** START DATA FOR THE TASK **
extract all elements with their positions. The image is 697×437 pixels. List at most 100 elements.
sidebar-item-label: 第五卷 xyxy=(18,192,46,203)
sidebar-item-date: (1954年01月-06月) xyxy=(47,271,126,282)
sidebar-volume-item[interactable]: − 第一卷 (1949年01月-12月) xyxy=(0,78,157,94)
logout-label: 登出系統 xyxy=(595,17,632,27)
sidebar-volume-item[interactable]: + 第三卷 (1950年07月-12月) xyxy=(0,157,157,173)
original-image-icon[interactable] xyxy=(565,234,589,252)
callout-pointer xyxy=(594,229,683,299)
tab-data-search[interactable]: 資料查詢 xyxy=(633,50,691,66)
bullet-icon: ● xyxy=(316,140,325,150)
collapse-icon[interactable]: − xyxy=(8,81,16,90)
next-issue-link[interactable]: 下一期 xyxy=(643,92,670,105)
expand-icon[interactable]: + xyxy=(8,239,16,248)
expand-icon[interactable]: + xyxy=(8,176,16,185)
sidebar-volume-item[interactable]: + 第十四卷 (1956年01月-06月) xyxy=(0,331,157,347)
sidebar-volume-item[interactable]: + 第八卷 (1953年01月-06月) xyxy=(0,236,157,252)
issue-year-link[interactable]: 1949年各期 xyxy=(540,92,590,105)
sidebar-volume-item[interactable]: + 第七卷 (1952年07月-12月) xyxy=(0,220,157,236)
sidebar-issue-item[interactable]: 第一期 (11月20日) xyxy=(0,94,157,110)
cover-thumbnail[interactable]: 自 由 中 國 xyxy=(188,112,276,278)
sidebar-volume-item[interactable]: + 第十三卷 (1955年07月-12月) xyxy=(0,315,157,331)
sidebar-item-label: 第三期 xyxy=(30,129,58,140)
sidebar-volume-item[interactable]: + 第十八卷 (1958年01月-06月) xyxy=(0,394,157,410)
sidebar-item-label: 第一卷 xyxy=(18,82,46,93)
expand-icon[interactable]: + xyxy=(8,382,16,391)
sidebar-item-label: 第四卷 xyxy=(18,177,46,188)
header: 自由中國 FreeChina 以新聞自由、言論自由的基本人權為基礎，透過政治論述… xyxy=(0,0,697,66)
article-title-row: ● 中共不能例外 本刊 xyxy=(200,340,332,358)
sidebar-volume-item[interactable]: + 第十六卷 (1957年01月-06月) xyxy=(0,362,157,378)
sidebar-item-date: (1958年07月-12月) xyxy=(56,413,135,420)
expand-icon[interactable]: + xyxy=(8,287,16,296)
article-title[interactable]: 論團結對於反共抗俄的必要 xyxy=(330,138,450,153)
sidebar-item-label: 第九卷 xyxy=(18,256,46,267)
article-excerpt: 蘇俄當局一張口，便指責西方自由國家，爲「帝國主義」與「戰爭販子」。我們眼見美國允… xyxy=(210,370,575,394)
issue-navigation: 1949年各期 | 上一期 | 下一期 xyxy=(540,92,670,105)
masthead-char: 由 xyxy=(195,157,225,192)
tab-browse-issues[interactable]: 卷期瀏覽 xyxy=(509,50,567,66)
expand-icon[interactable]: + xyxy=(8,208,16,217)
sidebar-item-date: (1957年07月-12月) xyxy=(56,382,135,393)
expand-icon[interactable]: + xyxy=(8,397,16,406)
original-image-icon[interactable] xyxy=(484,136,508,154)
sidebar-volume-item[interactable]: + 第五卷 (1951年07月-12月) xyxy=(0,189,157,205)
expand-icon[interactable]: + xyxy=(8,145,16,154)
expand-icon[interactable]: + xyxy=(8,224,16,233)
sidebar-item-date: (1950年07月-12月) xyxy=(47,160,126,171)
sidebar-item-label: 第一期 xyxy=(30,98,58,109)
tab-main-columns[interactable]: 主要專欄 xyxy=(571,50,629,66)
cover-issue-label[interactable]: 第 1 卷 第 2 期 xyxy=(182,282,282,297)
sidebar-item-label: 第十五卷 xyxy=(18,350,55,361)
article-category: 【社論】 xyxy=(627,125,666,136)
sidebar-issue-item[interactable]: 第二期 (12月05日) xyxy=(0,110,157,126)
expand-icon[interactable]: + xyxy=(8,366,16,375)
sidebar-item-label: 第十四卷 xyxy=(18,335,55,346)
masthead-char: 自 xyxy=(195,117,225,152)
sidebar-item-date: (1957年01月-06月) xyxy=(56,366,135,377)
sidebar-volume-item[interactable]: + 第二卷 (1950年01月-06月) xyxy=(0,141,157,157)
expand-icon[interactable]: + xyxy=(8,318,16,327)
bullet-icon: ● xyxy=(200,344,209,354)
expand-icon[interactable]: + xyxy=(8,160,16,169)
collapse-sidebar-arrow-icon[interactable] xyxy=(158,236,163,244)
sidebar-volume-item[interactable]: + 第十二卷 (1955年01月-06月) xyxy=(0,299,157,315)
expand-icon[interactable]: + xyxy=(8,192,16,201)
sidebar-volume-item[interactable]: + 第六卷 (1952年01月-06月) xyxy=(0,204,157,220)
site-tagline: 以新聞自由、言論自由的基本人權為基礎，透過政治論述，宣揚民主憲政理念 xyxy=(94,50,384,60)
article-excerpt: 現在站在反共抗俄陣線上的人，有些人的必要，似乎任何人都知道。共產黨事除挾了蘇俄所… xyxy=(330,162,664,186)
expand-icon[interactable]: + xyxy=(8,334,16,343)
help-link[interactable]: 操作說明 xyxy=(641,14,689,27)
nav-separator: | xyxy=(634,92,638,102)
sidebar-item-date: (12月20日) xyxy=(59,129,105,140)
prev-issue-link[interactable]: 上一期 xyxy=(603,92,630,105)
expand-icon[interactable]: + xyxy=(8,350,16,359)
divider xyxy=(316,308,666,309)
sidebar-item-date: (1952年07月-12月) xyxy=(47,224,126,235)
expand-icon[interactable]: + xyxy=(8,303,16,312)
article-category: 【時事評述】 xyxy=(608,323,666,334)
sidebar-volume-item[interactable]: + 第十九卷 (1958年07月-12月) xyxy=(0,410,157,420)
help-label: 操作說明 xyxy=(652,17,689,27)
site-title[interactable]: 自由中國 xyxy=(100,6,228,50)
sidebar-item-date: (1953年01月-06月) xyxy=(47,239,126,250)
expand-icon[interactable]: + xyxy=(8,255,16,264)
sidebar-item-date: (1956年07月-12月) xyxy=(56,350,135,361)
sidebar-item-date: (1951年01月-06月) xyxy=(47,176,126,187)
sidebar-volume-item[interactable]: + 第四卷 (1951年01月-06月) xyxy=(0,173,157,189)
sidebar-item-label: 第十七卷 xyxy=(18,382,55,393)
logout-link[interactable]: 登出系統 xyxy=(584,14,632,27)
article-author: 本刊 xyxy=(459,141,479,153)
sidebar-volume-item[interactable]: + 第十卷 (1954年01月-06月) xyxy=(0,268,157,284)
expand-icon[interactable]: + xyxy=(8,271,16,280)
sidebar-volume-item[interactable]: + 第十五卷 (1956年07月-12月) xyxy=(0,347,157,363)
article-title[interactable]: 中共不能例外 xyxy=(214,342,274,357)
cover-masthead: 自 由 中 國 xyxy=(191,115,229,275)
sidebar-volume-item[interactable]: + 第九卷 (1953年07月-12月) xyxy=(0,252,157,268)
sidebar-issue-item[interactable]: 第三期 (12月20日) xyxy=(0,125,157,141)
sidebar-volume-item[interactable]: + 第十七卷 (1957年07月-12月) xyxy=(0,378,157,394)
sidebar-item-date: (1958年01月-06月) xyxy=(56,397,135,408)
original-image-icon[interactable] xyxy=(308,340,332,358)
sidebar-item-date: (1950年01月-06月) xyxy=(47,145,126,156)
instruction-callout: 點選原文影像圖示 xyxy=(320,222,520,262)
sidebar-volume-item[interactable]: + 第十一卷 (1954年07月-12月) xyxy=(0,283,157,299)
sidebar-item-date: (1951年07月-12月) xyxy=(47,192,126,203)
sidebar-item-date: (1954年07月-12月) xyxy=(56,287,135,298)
** END DATA FOR THE TASK **
*TASK INSTRUCTIONS*
Substitute "expand-toggle" for every "expand-icon" in the items from the first line through the line containing "sidebar-volume-item[interactable]: + 第十六卷", keeping all else unchanged, and give only those lines.

*FINISHED ANSWER*
extract all elements with their positions. The image is 697×437 pixels. List at most 100 elements.
sidebar-item-label: 第五卷 xyxy=(18,192,46,203)
sidebar-item-date: (1954年01月-06月) xyxy=(47,271,126,282)
sidebar-volume-item[interactable]: − 第一卷 (1949年01月-12月) xyxy=(0,78,157,94)
logout-label: 登出系統 xyxy=(595,17,632,27)
sidebar-volume-item[interactable]: + 第三卷 (1950年07月-12月) xyxy=(0,157,157,173)
original-image-icon[interactable] xyxy=(565,234,589,252)
callout-pointer xyxy=(594,229,683,299)
tab-data-search[interactable]: 資料查詢 xyxy=(633,50,691,66)
bullet-icon: ● xyxy=(316,140,325,150)
collapse-icon[interactable]: − xyxy=(8,81,16,90)
next-issue-link[interactable]: 下一期 xyxy=(643,92,670,105)
expand-toggle[interactable]: + xyxy=(8,239,16,248)
expand-toggle[interactable]: + xyxy=(8,176,16,185)
sidebar-volume-item[interactable]: + 第十四卷 (1956年01月-06月) xyxy=(0,331,157,347)
sidebar-volume-item[interactable]: + 第八卷 (1953年01月-06月) xyxy=(0,236,157,252)
issue-year-link[interactable]: 1949年各期 xyxy=(540,92,590,105)
sidebar-volume-item[interactable]: + 第七卷 (1952年07月-12月) xyxy=(0,220,157,236)
sidebar-issue-item[interactable]: 第一期 (11月20日) xyxy=(0,94,157,110)
cover-thumbnail[interactable]: 自 由 中 國 xyxy=(188,112,276,278)
sidebar-volume-item[interactable]: + 第十三卷 (1955年07月-12月) xyxy=(0,315,157,331)
sidebar-item-label: 第三期 xyxy=(30,129,58,140)
sidebar-volume-item[interactable]: + 第十八卷 (1958年01月-06月) xyxy=(0,394,157,410)
sidebar-item-label: 第一卷 xyxy=(18,82,46,93)
expand-toggle[interactable]: + xyxy=(8,382,16,391)
sidebar-item-label: 第四卷 xyxy=(18,177,46,188)
header: 自由中國 FreeChina 以新聞自由、言論自由的基本人權為基礎，透過政治論述… xyxy=(0,0,697,66)
article-title-row: ● 中共不能例外 本刊 xyxy=(200,340,332,358)
sidebar-volume-item[interactable]: + 第十六卷 (1957年01月-06月) xyxy=(0,362,157,378)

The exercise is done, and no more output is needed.